Goal:
Whenever a line below holds the word "autorizado", copy that line.
--
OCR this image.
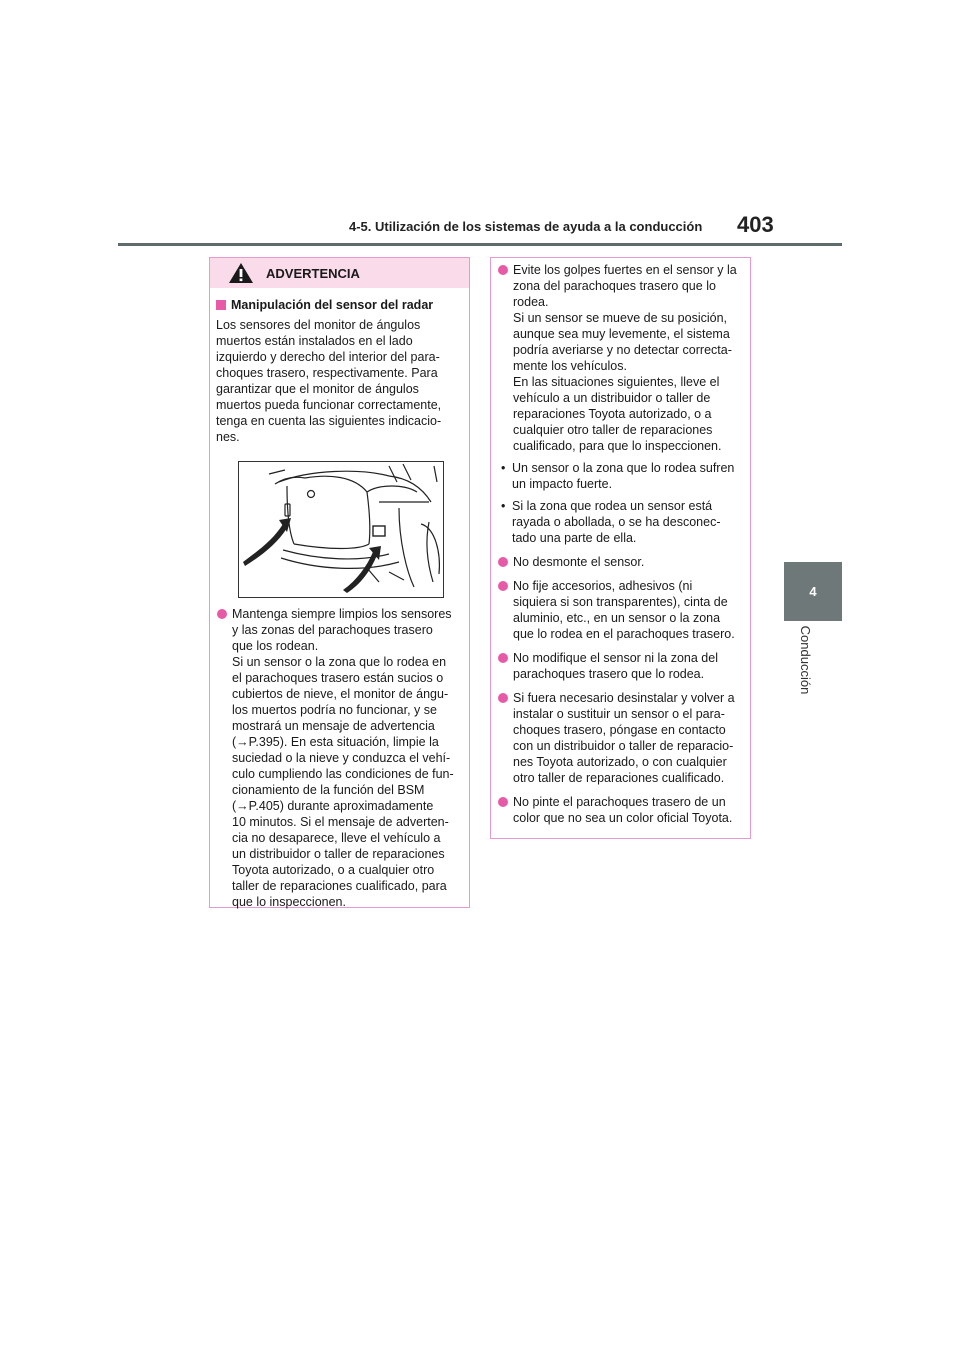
4-5. Utilización de los sistemas de ayuda a la conducción 403
4
Conducción
ADVERTENCIA
Manipulación del sensor del radar
Los sensores del monitor de ángulos
muertos están instalados en el lado
izquierdo y derecho del interior del para-
choques trasero, respectivamente. Para
garantizar que el monitor de ángulos
muertos pueda funcionar correctamente,
tenga en cuenta las siguientes indicacio-
nes.
Mantenga siempre limpios los sensores
y las zonas del parachoques trasero
que los rodean.
Si un sensor o la zona que lo rodea en
el parachoques trasero están sucios o
cubiertos de nieve, el monitor de ángu-
los muertos podría no funcionar, y se
mostrará un mensaje de advertencia
(→P.395). En esta situación, limpie la
suciedad o la nieve y conduzca el vehí-
culo cumpliendo las condiciones de fun-
cionamiento de la función del BSM
(→P.405) durante aproximadamente
10 minutos. Si el mensaje de adverten-
cia no desaparece, lleve el vehículo a
un distribuidor o taller de reparaciones
Toyota autorizado, o a cualquier otro
taller de reparaciones cualificado, para
que lo inspeccionen.
Evite los golpes fuertes en el sensor y la
zona del parachoques trasero que lo
rodea.
Si un sensor se mueve de su posición,
aunque sea muy levemente, el sistema
podría averiarse y no detectar correcta-
mente los vehículos.
En las situaciones siguientes, lleve el
vehículo a un distribuidor o taller de
reparaciones Toyota autorizado, o a
cualquier otro taller de reparaciones
cualificado, para que lo inspeccionen.
• Un sensor o la zona que lo rodea sufren
un impacto fuerte.
• Si la zona que rodea un sensor está
rayada o abollada, o se ha desconec-
tado una parte de ella.
No desmonte el sensor.
No fije accesorios, adhesivos (ni
siquiera si son transparentes), cinta de
aluminio, etc., en un sensor o la zona
que lo rodea en el parachoques trasero.
No modifique el sensor ni la zona del
parachoques trasero que lo rodea.
Si fuera necesario desinstalar y volver a
instalar o sustituir un sensor o el para-
choques trasero, póngase en contacto
con un distribuidor o taller de reparacio-
nes Toyota autorizado, o con cualquier
otro taller de reparaciones cualificado.
No pinte el parachoques trasero de un
color que no sea un color oficial Toyota.
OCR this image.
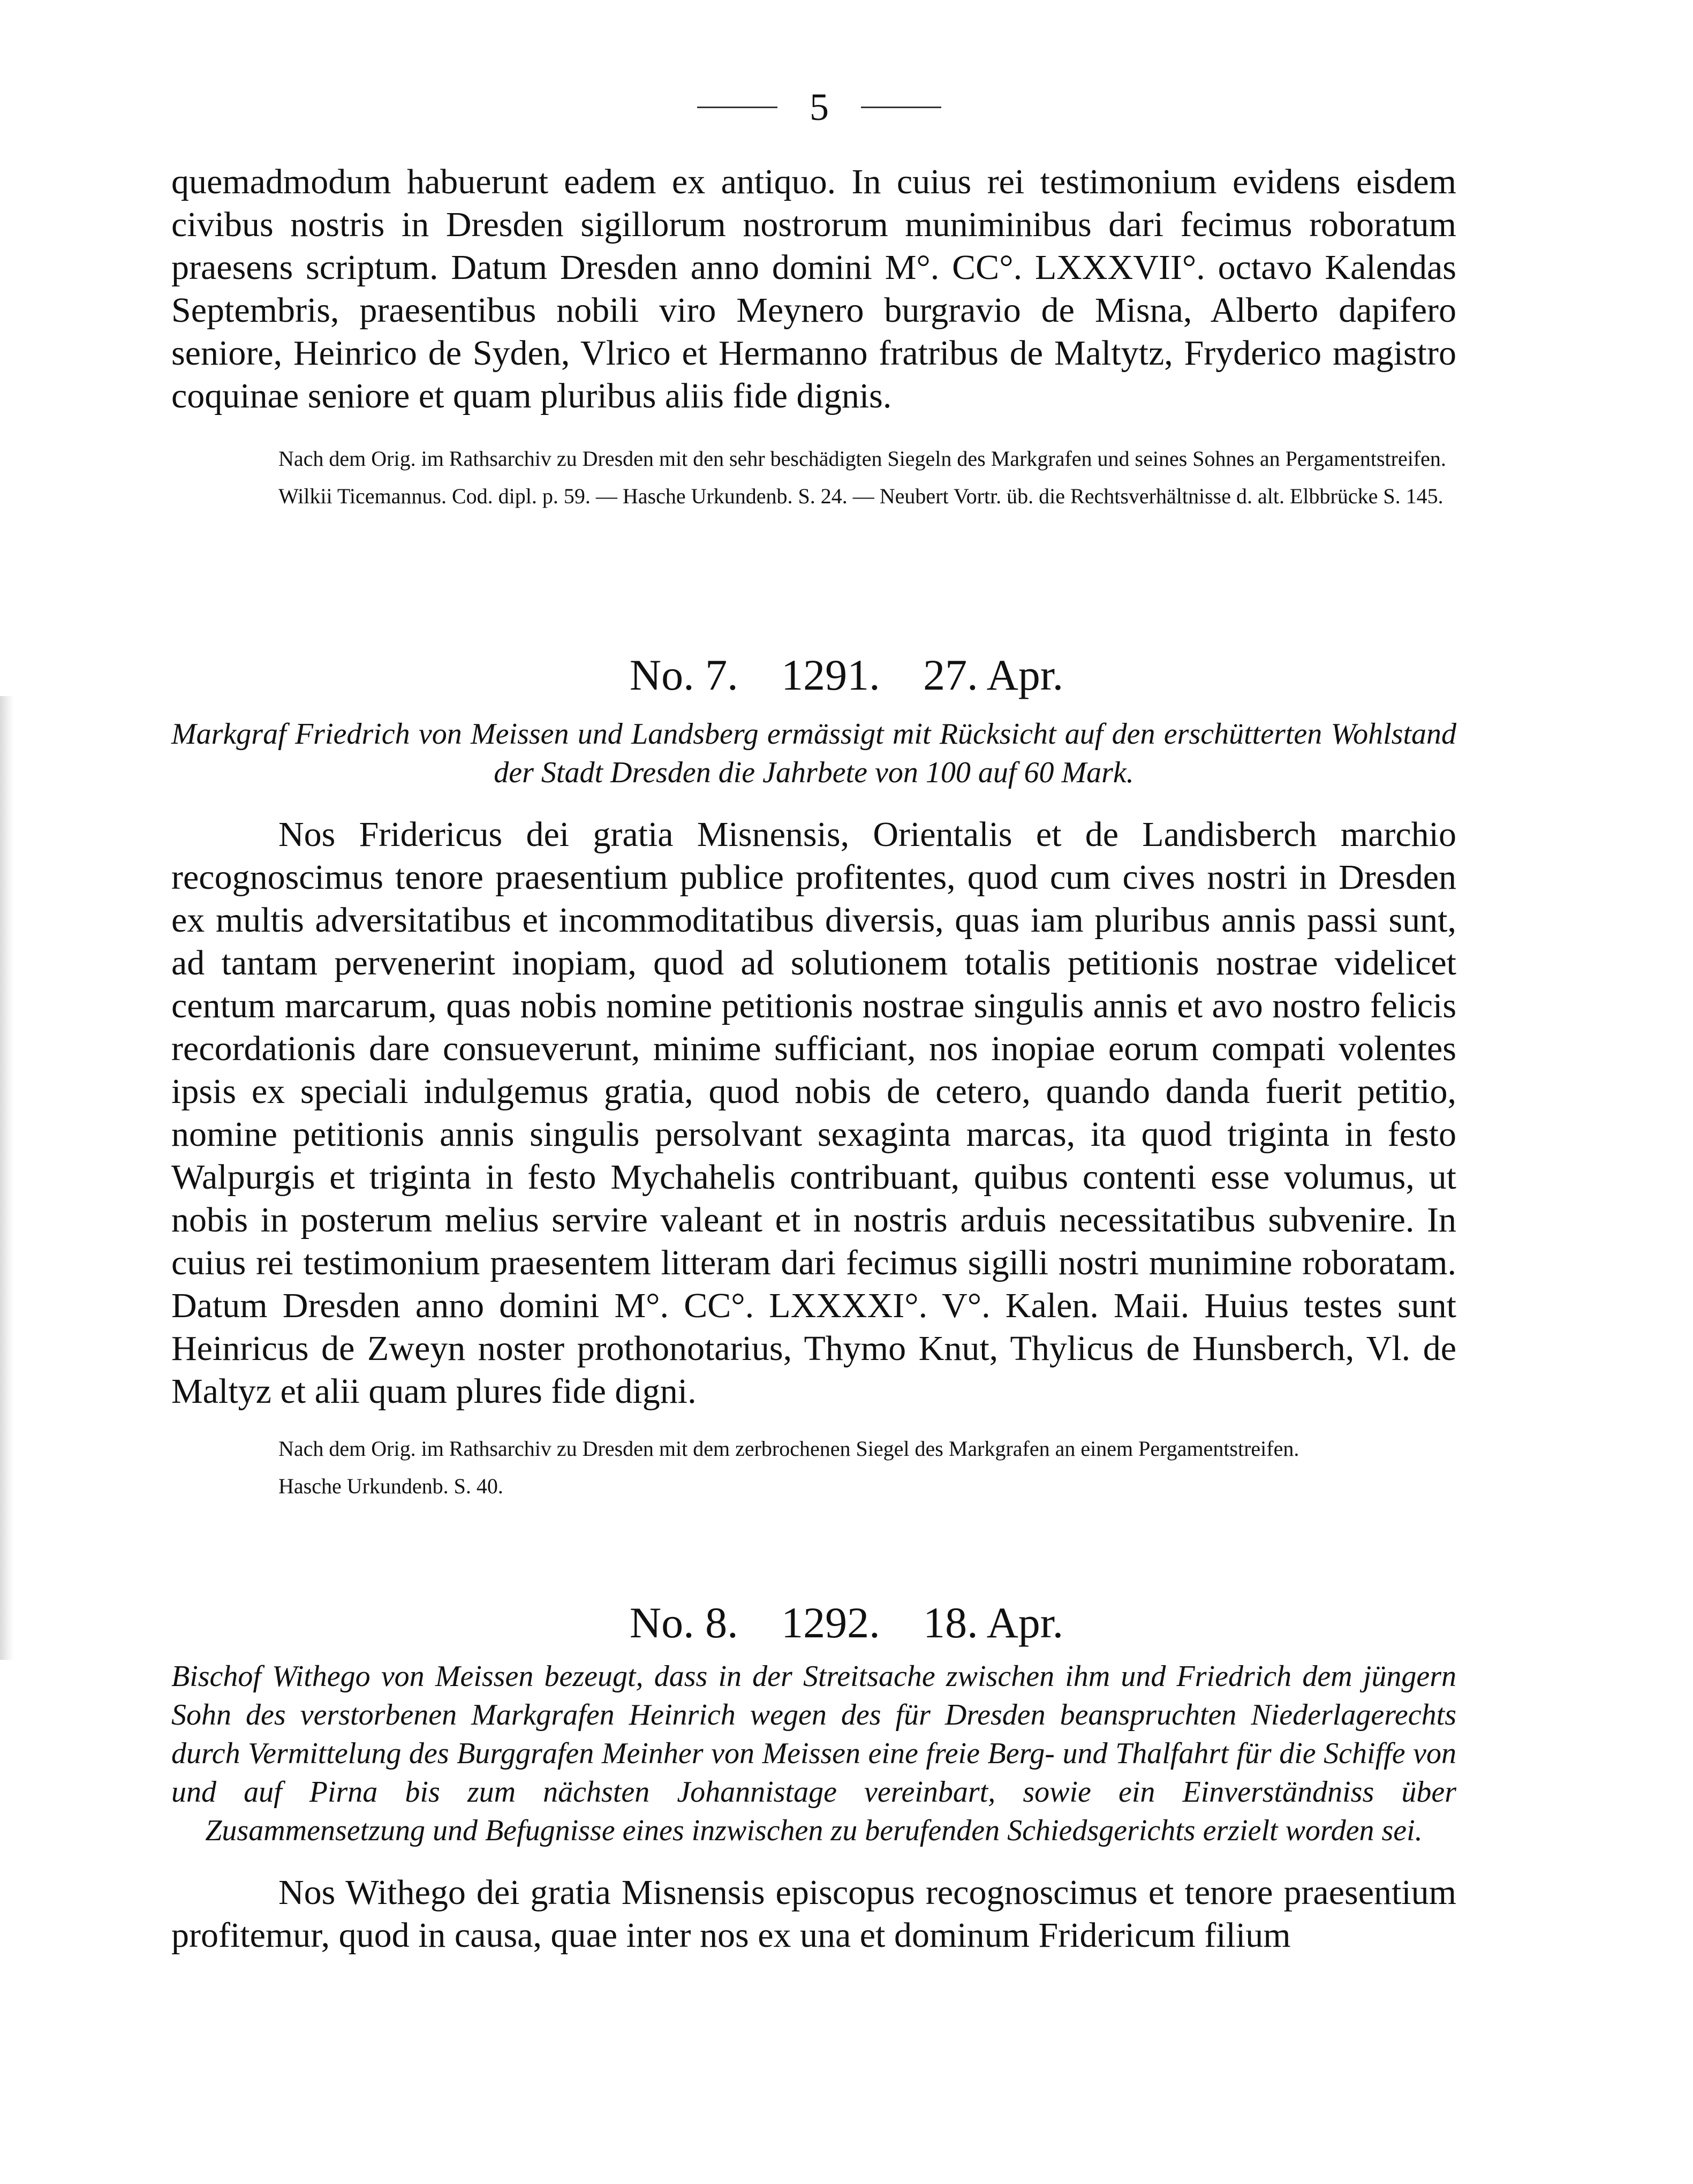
5

quemadmodum habuerunt eadem ex antiquo. In cuius rei testimonium evidens eisdem civibus nostris in Dresden sigillorum nostrorum muniminibus dari fecimus roboratum praesens scriptum. Datum Dresden anno domini M°. CC°. LXXXVII°. octavo Kalendas Septembris, praesentibus nobili viro Meynero burgravio de Misna, Alberto dapifero seniore, Heinrico de Syden, Vlrico et Hermanno fratribus de Maltytz, Fryderico magistro coquinae seniore et quam pluribus aliis fide dignis.

Nach dem Orig. im Rathsarchiv zu Dresden mit den sehr beschädigten Siegeln des Markgrafen und seines Sohnes an Pergamentstreifen.

Wilkii Ticemannus. Cod. dipl. p. 59. — Hasche Urkundenb. S. 24. — Neubert Vortr. üb. die Rechtsverhältnisse d. alt. Elbbrücke S. 145.

No. 7. 1291. 27. Apr.

Markgraf Friedrich von Meissen und Landsberg ermässigt mit Rücksicht auf den erschütterten Wohlstand der Stadt Dresden die Jahrbete von 100 auf 60 Mark.

Nos Fridericus dei gratia Misnensis, Orientalis et de Landisberch marchio recognoscimus tenore praesentium publice profitentes, quod cum cives nostri in Dresden ex multis adversitatibus et incommoditatibus diversis, quas iam pluribus annis passi sunt, ad tantam pervenerint inopiam, quod ad solutionem totalis petitionis nostrae videlicet centum marcarum, quas nobis nomine petitionis nostrae singulis annis et avo nostro felicis recordationis dare consueverunt, minime sufficiant, nos inopiae eorum compati volentes ipsis ex speciali indulgemus gratia, quod nobis de cetero, quando danda fuerit petitio, nomine petitionis annis singulis persolvant sexaginta marcas, ita quod triginta in festo Walpurgis et triginta in festo Mychahelis contribuant, quibus contenti esse volumus, ut nobis in posterum melius servire valeant et in nostris arduis necessitatibus subvenire. In cuius rei testimonium praesentem litteram dari fecimus sigilli nostri munimine roboratam. Datum Dresden anno domini M°. CC°. LXXXXI°. V°. Kalen. Maii. Huius testes sunt Heinricus de Zweyn noster prothonotarius, Thymo Knut, Thylicus de Hunsberch, Vl. de Maltyz et alii quam plures fide digni.

Nach dem Orig. im Rathsarchiv zu Dresden mit dem zerbrochenen Siegel des Markgrafen an einem Pergamentstreifen.

Hasche Urkundenb. S. 40.

No. 8. 1292. 18. Apr.

Bischof Withego von Meissen bezeugt, dass in der Streitsache zwischen ihm und Friedrich dem jüngern Sohn des verstorbenen Markgrafen Heinrich wegen des für Dresden beanspruchten Niederlagerechts durch Vermittelung des Burggrafen Meinher von Meissen eine freie Berg- und Thalfahrt für die Schiffe von und auf Pirna bis zum nächsten Johannistage vereinbart, sowie ein Einverständniss über Zusammensetzung und Befugnisse eines inzwischen zu berufenden Schiedsgerichts erzielt worden sei.

Nos Withego dei gratia Misnensis episcopus recognoscimus et tenore praesentium profitemur, quod in causa, quae inter nos ex una et dominum Fridericum filium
--
Written solution:
Toyota autorizado, o a cualquier otro
reparaciones Toyota autorizado, o a
nes Toyota autorizado, o con cualquier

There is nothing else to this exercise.